• Aim of the task: Every entry that follows should be repeated exactly; drop the images.

• Task data:
════
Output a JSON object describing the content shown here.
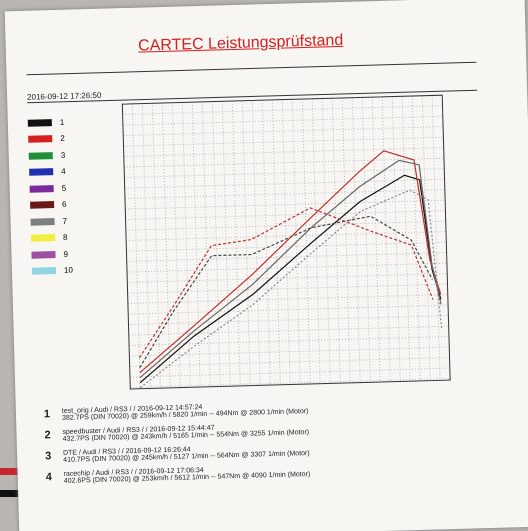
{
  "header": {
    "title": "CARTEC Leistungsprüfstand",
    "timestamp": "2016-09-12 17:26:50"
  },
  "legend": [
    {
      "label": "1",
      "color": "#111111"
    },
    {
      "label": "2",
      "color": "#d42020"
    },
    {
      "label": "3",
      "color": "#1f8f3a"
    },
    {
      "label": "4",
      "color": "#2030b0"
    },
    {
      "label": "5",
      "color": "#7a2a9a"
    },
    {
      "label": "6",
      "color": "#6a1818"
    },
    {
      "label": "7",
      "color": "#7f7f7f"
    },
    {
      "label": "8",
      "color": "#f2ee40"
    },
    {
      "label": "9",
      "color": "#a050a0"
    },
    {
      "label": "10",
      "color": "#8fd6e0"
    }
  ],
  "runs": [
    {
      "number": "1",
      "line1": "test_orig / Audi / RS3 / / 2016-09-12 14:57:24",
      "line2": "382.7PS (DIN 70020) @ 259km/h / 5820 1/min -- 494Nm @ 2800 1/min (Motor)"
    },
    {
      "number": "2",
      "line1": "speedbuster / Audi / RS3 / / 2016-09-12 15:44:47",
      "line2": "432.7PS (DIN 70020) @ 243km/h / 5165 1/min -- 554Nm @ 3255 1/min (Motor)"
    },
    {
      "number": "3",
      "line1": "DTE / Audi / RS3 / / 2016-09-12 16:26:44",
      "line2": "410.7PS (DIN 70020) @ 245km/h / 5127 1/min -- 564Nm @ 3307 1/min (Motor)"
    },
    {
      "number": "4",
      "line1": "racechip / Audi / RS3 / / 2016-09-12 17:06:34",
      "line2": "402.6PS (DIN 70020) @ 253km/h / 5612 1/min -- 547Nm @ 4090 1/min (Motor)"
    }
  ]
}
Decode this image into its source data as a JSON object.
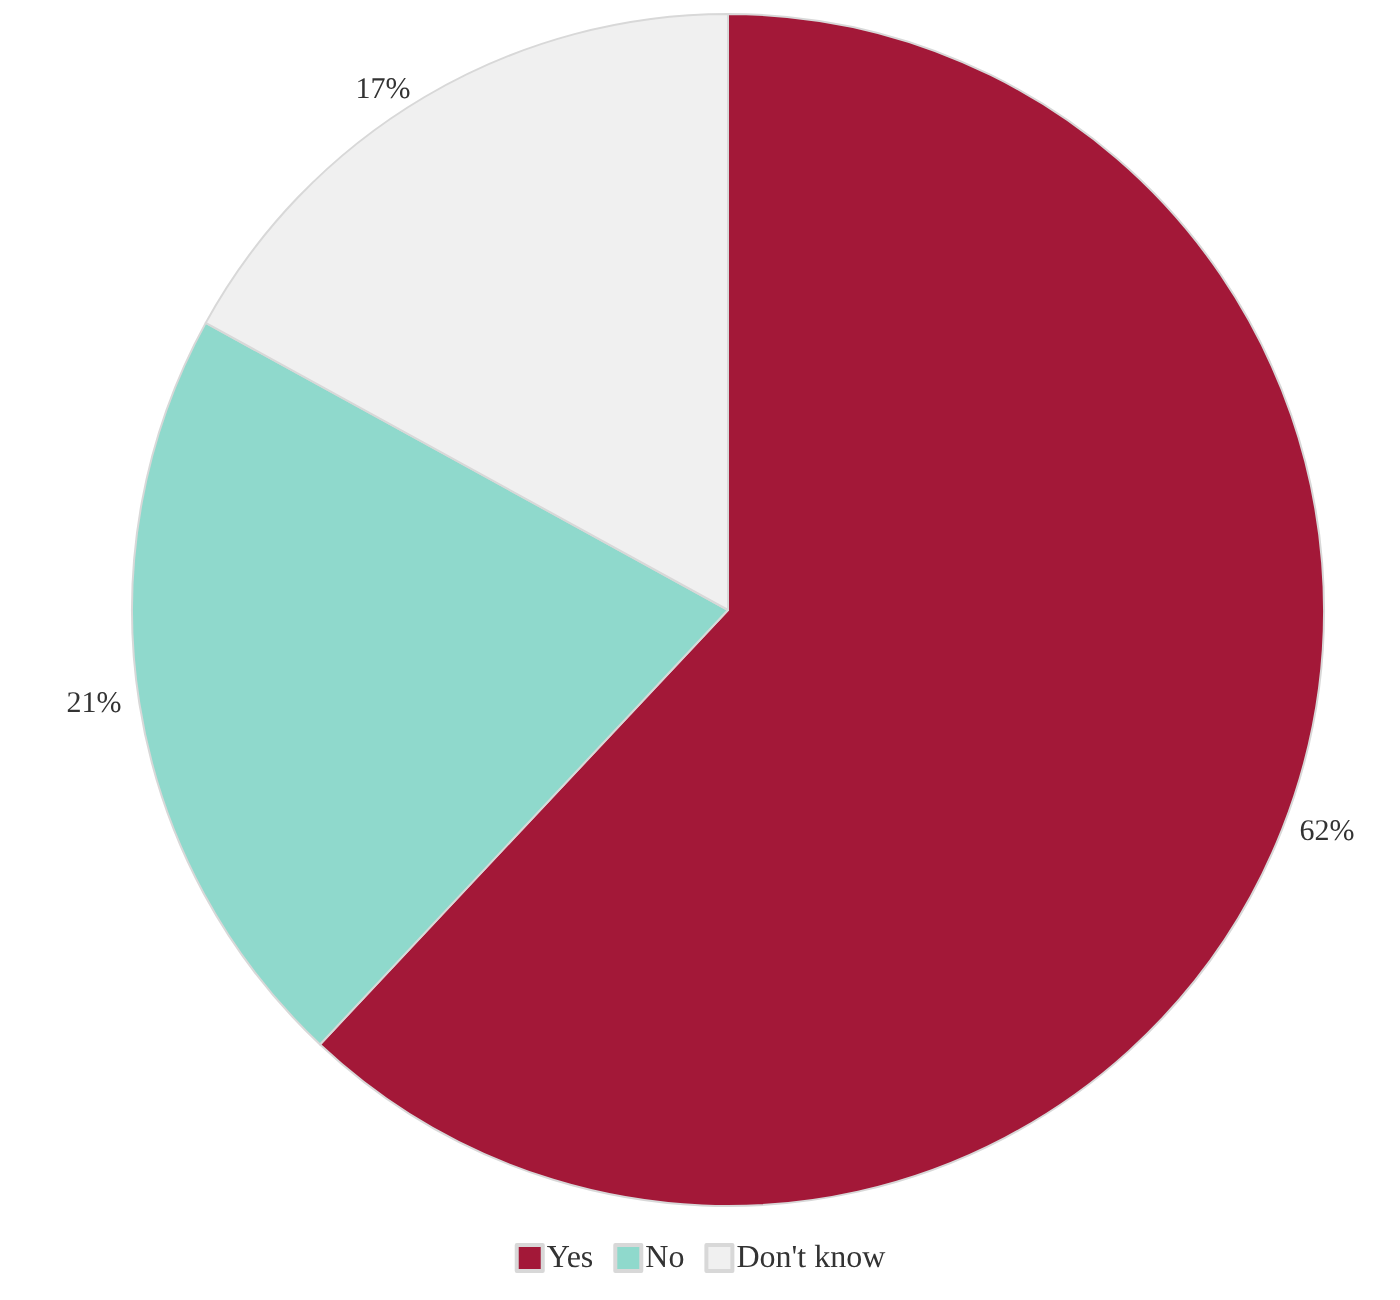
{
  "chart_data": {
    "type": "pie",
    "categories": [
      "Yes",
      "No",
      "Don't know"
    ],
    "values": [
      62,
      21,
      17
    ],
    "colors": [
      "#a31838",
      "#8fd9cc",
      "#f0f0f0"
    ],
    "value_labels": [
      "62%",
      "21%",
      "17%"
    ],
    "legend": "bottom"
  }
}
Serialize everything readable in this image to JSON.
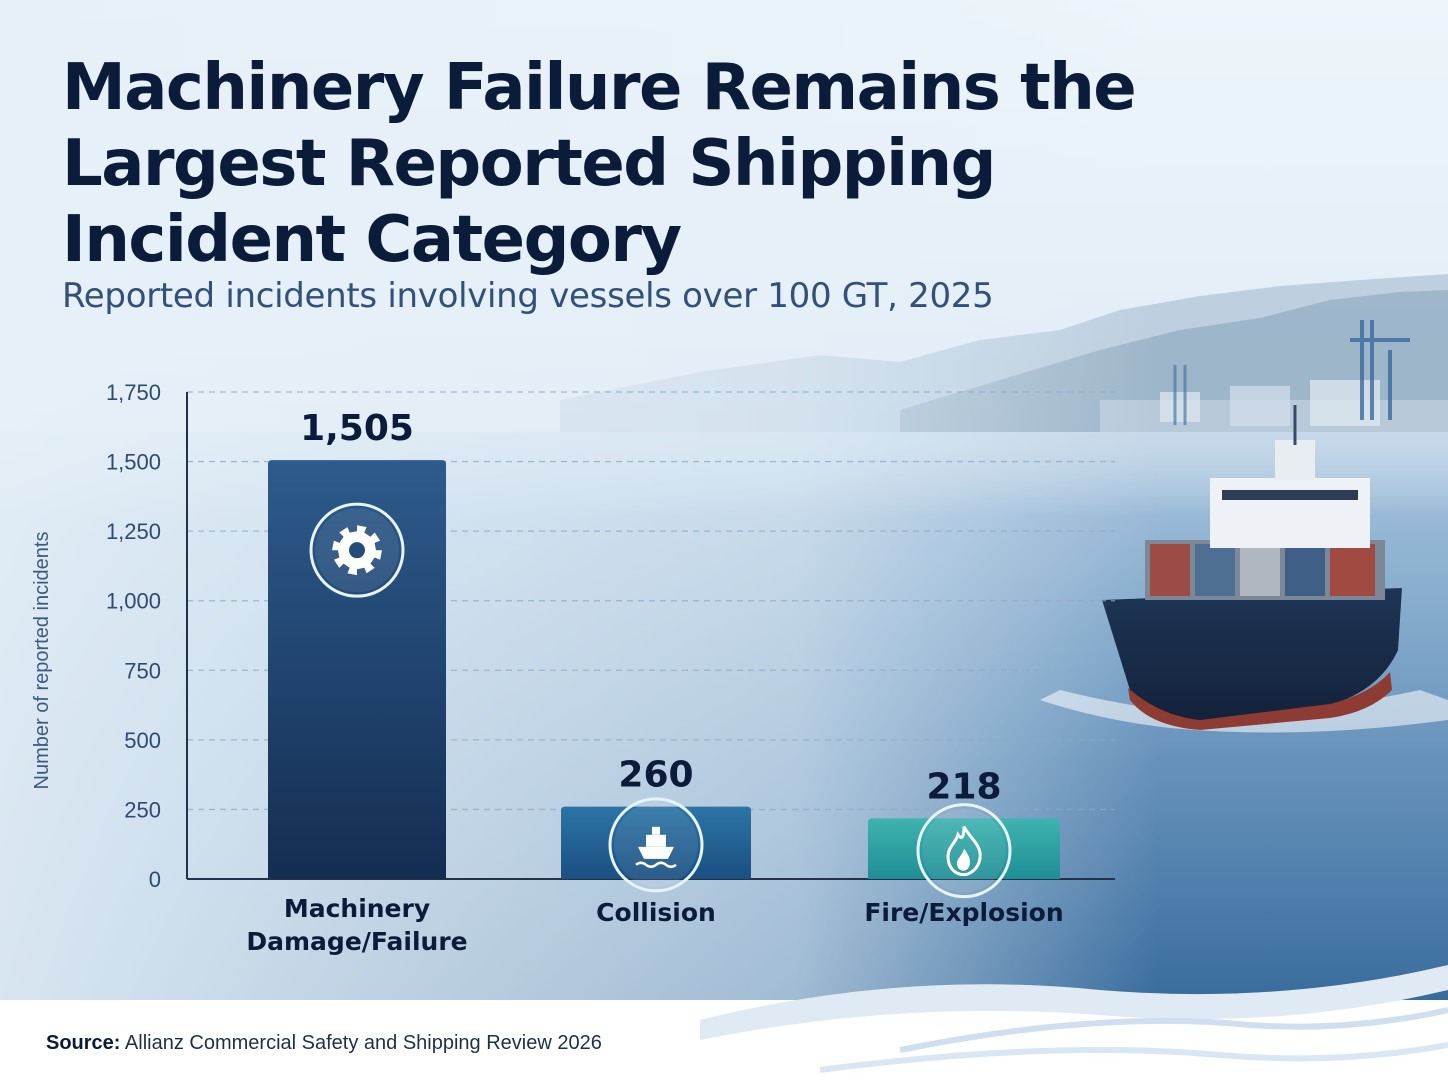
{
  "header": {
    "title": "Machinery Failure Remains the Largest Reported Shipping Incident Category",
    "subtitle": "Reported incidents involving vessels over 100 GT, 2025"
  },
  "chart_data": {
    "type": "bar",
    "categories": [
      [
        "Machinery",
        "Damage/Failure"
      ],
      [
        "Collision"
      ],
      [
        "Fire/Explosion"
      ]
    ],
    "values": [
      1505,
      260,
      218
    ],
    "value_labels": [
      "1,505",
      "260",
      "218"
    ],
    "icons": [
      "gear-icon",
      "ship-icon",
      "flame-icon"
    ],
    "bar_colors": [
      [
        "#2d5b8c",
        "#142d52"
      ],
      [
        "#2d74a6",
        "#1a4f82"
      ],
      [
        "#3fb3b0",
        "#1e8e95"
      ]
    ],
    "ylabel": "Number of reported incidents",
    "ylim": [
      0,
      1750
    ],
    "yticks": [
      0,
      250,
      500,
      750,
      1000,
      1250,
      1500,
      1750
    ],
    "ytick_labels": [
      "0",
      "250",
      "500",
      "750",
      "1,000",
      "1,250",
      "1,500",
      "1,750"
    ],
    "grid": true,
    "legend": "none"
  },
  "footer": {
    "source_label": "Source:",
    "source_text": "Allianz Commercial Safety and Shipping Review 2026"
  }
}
════
• Finished answer:
Output a JSON object describing the content shown here.
{
  "header": {
    "title": "CARTEC Leistungsprüfstand",
    "timestamp": "2016-09-12 17:26:50"
  },
  "legend": [
    {
      "label": "1",
      "color": "#111111"
    },
    {
      "label": "2",
      "color": "#d42020"
    },
    {
      "label": "3",
      "color": "#1f8f3a"
    },
    {
      "label": "4",
      "color": "#2030b0"
    },
    {
      "label": "5",
      "color": "#7a2a9a"
    },
    {
      "label": "6",
      "color": "#6a1818"
    },
    {
      "label": "7",
      "color": "#7f7f7f"
    },
    {
      "label": "8",
      "color": "#f2ee40"
    },
    {
      "label": "9",
      "color": "#a050a0"
    },
    {
      "label": "10",
      "color": "#8fd6e0"
    }
  ],
  "runs": [
    {
      "number": "1",
      "line1": "test_orig / Audi / RS3 / / 2016-09-12 14:57:24",
      "line2": "382.7PS (DIN 70020) @ 259km/h / 5820 1/min -- 494Nm @ 2800 1/min (Motor)"
    },
    {
      "number": "2",
      "line1": "speedbuster / Audi / RS3 / / 2016-09-12 15:44:47",
      "line2": "432.7PS (DIN 70020) @ 243km/h / 5165 1/min -- 554Nm @ 3255 1/min (Motor)"
    },
    {
      "number": "3",
      "line1": "DTE / Audi / RS3 / / 2016-09-12 16:26:44",
      "line2": "410.7PS (DIN 70020) @ 245km/h / 5127 1/min -- 564Nm @ 3307 1/min (Motor)"
    },
    {
      "number": "4",
      "line1": "racechip / Audi / RS3 / / 2016-09-12 17:06:34",
      "line2": "402.6PS (DIN 70020) @ 253km/h / 5612 1/min -- 547Nm @ 4090 1/min (Motor)"
    }
  ]
}
Decode this image into its source data as a JSON object.
{
  "chart_data": {
    "type": "pie",
    "categories": [
      "Yes",
      "No",
      "Don't know"
    ],
    "values": [
      62,
      21,
      17
    ],
    "colors": [
      "#a31838",
      "#8fd9cc",
      "#f0f0f0"
    ],
    "value_labels": [
      "62%",
      "21%",
      "17%"
    ],
    "legend": "bottom"
  }
}
Serialize everything readable in this image to JSON.
{
  "header": {
    "title": "Machinery Failure Remains the Largest Reported Shipping Incident Category",
    "subtitle": "Reported incidents involving vessels over 100 GT, 2025"
  },
  "chart_data": {
    "type": "bar",
    "categories": [
      [
        "Machinery",
        "Damage/Failure"
      ],
      [
        "Collision"
      ],
      [
        "Fire/Explosion"
      ]
    ],
    "values": [
      1505,
      260,
      218
    ],
    "value_labels": [
      "1,505",
      "260",
      "218"
    ],
    "icons": [
      "gear-icon",
      "ship-icon",
      "flame-icon"
    ],
    "bar_colors": [
      [
        "#2d5b8c",
        "#142d52"
      ],
      [
        "#2d74a6",
        "#1a4f82"
      ],
      [
        "#3fb3b0",
        "#1e8e95"
      ]
    ],
    "ylabel": "Number of reported incidents",
    "ylim": [
      0,
      1750
    ],
    "yticks": [
      0,
      250,
      500,
      750,
      1000,
      1250,
      1500,
      1750
    ],
    "ytick_labels": [
      "0",
      "250",
      "500",
      "750",
      "1,000",
      "1,250",
      "1,500",
      "1,750"
    ],
    "grid": true,
    "legend": "none"
  },
  "footer": {
    "source_label": "Source:",
    "source_text": "Allianz Commercial Safety and Shipping Review 2026"
  }
}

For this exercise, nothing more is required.